§ **Your goal**
Here is a listing, set out below; repeat its lines from the one with "Transcribe this chart's" to the last, both included, and leave out the pictures.

§ **Entries shown**
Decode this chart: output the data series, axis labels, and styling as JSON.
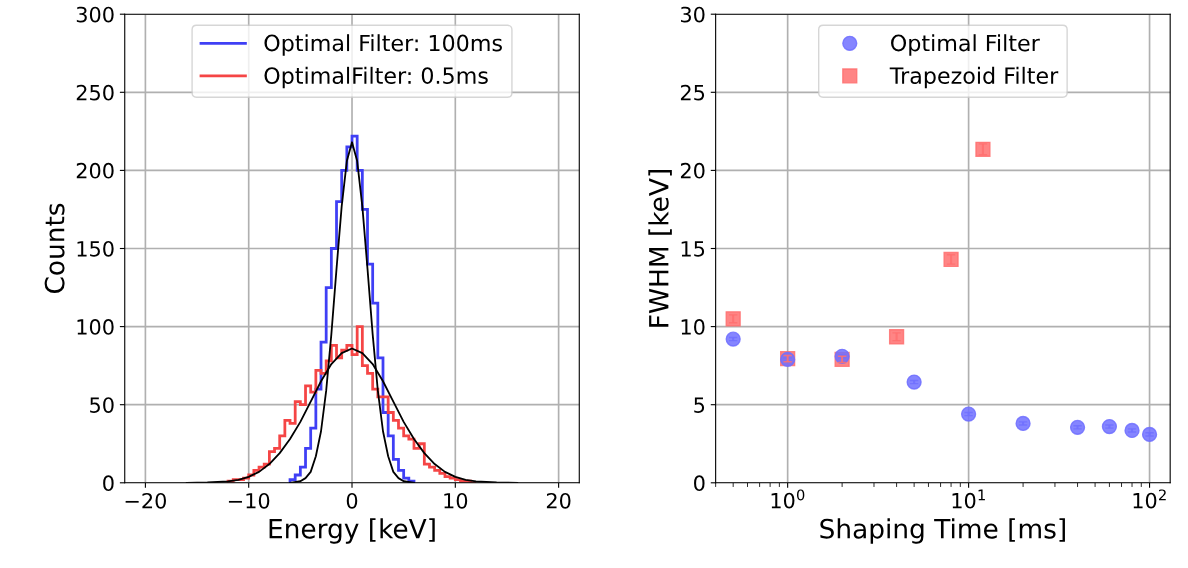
{
  "chart_data": [
    {
      "type": "histogram",
      "xlabel": "Energy [keV]",
      "ylabel": "Counts",
      "xlim": [
        -22,
        22
      ],
      "xticks": [
        {
          "value": -20,
          "label": "−20"
        },
        {
          "value": -10,
          "label": "−10"
        },
        0,
        10,
        20
      ],
      "ylim": [
        0,
        300
      ],
      "yticks": [
        0,
        50,
        100,
        150,
        200,
        250,
        300
      ],
      "grid": true,
      "legend": "top",
      "series": [
        {
          "name": "Optimal Filter: 100ms",
          "color": "#3f3ff5",
          "bins": [
            -6,
            -5.5,
            -5,
            -4.5,
            -4,
            -3.5,
            -3,
            -2.5,
            -2,
            -1.5,
            -1,
            -0.5,
            0,
            0.5,
            1,
            1.5,
            2,
            2.5,
            3,
            3.5,
            4,
            4.5,
            5,
            5.5,
            6
          ],
          "values": [
            2,
            5,
            10,
            22,
            35,
            60,
            90,
            125,
            150,
            180,
            200,
            215,
            222,
            200,
            175,
            140,
            115,
            80,
            45,
            30,
            15,
            8,
            3,
            1
          ]
        },
        {
          "name": "OptimalFilter: 0.5ms",
          "color": "#f54545",
          "bins": [
            -12,
            -11.5,
            -11,
            -10.5,
            -10,
            -9.5,
            -9,
            -8.5,
            -8,
            -7.5,
            -7,
            -6.5,
            -6,
            -5.5,
            -5,
            -4.5,
            -4,
            -3.5,
            -3,
            -2.5,
            -2,
            -1.5,
            -1,
            -0.5,
            0,
            0.5,
            1,
            1.5,
            2,
            2.5,
            3,
            3.5,
            4,
            4.5,
            5,
            5.5,
            6,
            6.5,
            7,
            7.5,
            8,
            8.5,
            9,
            9.5,
            10,
            10.5,
            11,
            11.5,
            12
          ],
          "values": [
            1,
            2,
            2,
            3,
            5,
            8,
            10,
            12,
            20,
            22,
            30,
            40,
            38,
            52,
            50,
            62,
            58,
            72,
            70,
            78,
            88,
            80,
            85,
            88,
            82,
            100,
            75,
            70,
            60,
            55,
            55,
            45,
            40,
            35,
            30,
            28,
            22,
            25,
            12,
            10,
            8,
            6,
            4,
            3,
            2,
            1,
            1,
            0
          ]
        },
        {
          "type": "line",
          "color": "#000000",
          "x": [
            -6,
            -5,
            -4.5,
            -4,
            -3.5,
            -3,
            -2.5,
            -2,
            -1.5,
            -1,
            -0.5,
            0,
            0.5,
            1,
            1.5,
            2,
            2.5,
            3,
            3.5,
            4,
            4.5,
            5,
            6
          ],
          "values": [
            0,
            1,
            3,
            7,
            17,
            33,
            59,
            95,
            137,
            177,
            206,
            218,
            206,
            177,
            137,
            95,
            59,
            33,
            17,
            7,
            3,
            1,
            0
          ]
        },
        {
          "type": "line",
          "color": "#000000",
          "x": [
            -16,
            -14,
            -12,
            -11,
            -10,
            -9,
            -8,
            -7,
            -6,
            -5,
            -4,
            -3,
            -2,
            -1,
            0,
            1,
            2,
            3,
            4,
            5,
            6,
            7,
            8,
            9,
            10,
            11,
            12,
            14,
            16
          ],
          "values": [
            0,
            0.2,
            0.9,
            1.9,
            3.8,
            7,
            12,
            19,
            28,
            39,
            52,
            65,
            76,
            83,
            86,
            83,
            76,
            65,
            52,
            39,
            28,
            19,
            12,
            7,
            3.8,
            1.9,
            0.9,
            0.2,
            0
          ]
        }
      ]
    },
    {
      "type": "scatter",
      "xlabel": "Shaping Time [ms]",
      "ylabel": "FWHM [keV]",
      "log": "x",
      "xlim": [
        0.4,
        130
      ],
      "xticks": [
        {
          "value": 1,
          "label": "10$^{0}$"
        },
        {
          "value": 10,
          "label": "10$^{1}$"
        },
        {
          "value": 100,
          "label": "10$^{2}$"
        }
      ],
      "ylim": [
        0,
        30
      ],
      "yticks": [
        0,
        5,
        10,
        15,
        20,
        25,
        30
      ],
      "grid": true,
      "legend": "top",
      "series": [
        {
          "name": "Optimal Filter",
          "color": "#7070ff",
          "marker": "circle",
          "x": [
            0.5,
            1,
            2,
            5,
            10,
            20,
            40,
            60,
            80,
            100
          ],
          "values": [
            9.2,
            7.9,
            8.1,
            6.45,
            4.4,
            3.8,
            3.55,
            3.6,
            3.35,
            3.1
          ],
          "errors": [
            0.1,
            0.1,
            0.1,
            0.1,
            0.1,
            0.1,
            0.1,
            0.1,
            0.1,
            0.1
          ]
        },
        {
          "name": "Trapezoid Filter",
          "color": "#ff7070",
          "marker": "square",
          "x": [
            0.5,
            1,
            2,
            4,
            8,
            12
          ],
          "values": [
            10.5,
            7.95,
            7.9,
            9.35,
            14.3,
            21.35
          ],
          "errors": [
            0.25,
            0.2,
            0.2,
            0.25,
            0.3,
            0.35
          ]
        }
      ]
    }
  ]
}
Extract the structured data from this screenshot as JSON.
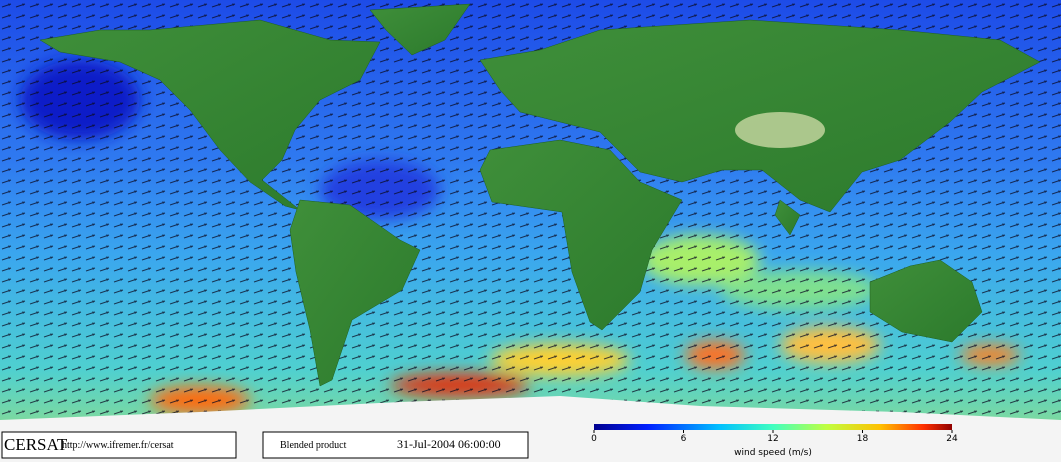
{
  "footer": {
    "brand": "CERSAT",
    "url": "http://www.ifremer.fr/cersat",
    "product": "Blended product",
    "date": "31-Jul-2004 06:00:00"
  },
  "colorbar": {
    "label": "wind speed (m/s)",
    "lim": [
      0,
      24
    ],
    "ticks": [
      0,
      6,
      12,
      18,
      24
    ]
  }
}
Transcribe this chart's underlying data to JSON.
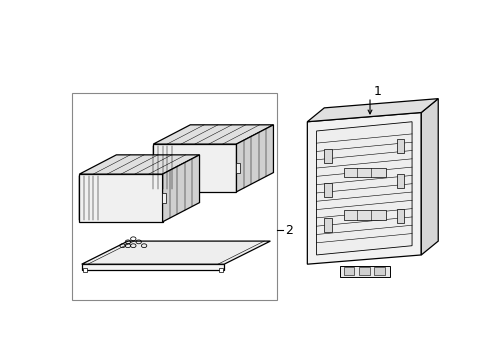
{
  "bg_color": "#ffffff",
  "line_color": "#000000",
  "lw": 0.9,
  "thin_lw": 0.45,
  "label1": "1",
  "label2": "2",
  "box_border": "#888888",
  "face_light": "#f5f5f5",
  "face_mid": "#e8e8e8",
  "face_dark": "#d8d8d8"
}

§ **Exercise output**
Transcribe this chart's underlying data to JSON.
{
  "bg_color": "#ffffff",
  "line_color": "#000000",
  "lw": 0.9,
  "thin_lw": 0.45,
  "label1": "1",
  "label2": "2",
  "box_border": "#888888",
  "face_light": "#f5f5f5",
  "face_mid": "#e8e8e8",
  "face_dark": "#d8d8d8"
}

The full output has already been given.